**Set task:**
Search the data below for "label"; list each line that holds it.

(Collected data)
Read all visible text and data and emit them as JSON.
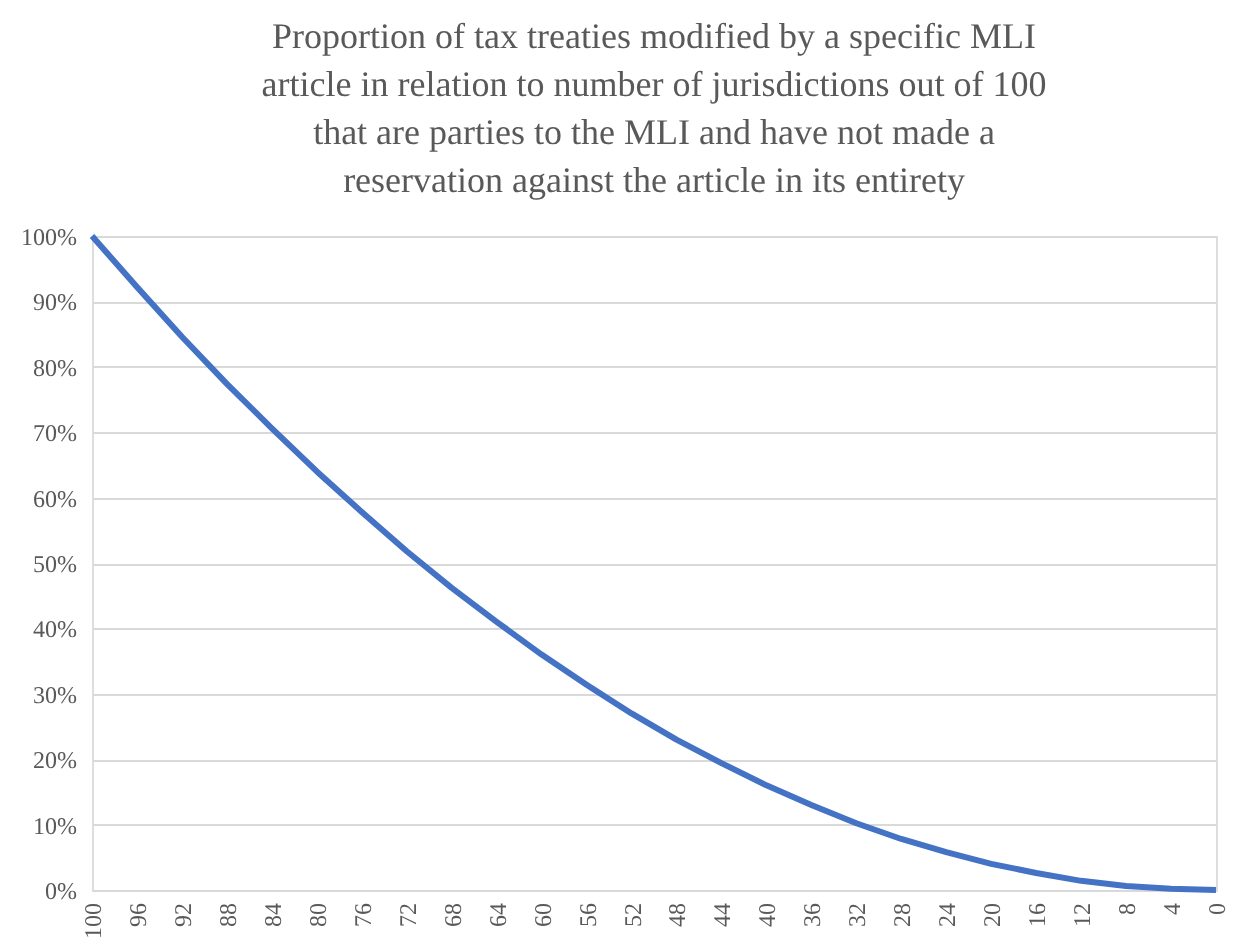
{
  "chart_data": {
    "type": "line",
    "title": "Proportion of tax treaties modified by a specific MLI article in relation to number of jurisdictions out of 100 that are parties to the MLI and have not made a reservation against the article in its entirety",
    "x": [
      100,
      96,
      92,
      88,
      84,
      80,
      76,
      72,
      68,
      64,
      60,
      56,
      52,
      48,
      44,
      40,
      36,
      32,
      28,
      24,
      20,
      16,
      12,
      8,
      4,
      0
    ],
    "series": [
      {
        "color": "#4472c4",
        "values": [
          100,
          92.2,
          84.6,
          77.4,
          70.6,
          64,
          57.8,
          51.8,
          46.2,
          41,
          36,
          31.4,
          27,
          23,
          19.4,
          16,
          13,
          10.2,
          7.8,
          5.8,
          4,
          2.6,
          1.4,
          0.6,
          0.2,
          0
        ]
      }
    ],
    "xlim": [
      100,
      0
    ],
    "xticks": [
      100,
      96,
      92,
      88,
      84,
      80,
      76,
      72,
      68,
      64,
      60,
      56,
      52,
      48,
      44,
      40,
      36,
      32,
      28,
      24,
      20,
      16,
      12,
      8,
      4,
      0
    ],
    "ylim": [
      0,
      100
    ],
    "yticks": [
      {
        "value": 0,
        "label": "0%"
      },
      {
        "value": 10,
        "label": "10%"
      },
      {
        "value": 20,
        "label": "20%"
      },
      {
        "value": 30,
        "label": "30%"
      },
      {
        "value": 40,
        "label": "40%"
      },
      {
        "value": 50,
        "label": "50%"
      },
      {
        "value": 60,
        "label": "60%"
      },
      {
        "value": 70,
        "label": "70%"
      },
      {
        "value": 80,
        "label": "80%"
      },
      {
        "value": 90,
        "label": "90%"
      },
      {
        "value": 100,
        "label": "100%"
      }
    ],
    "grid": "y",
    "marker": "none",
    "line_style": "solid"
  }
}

**Worked answer:**
        "label": "0%"
        "label": "10%"
        "label": "20%"
        "label": "30%"
        "label": "40%"
        "label": "50%"
        "label": "60%"
        "label": "70%"
        "label": "80%"
        "label": "90%"
        "label": "100%"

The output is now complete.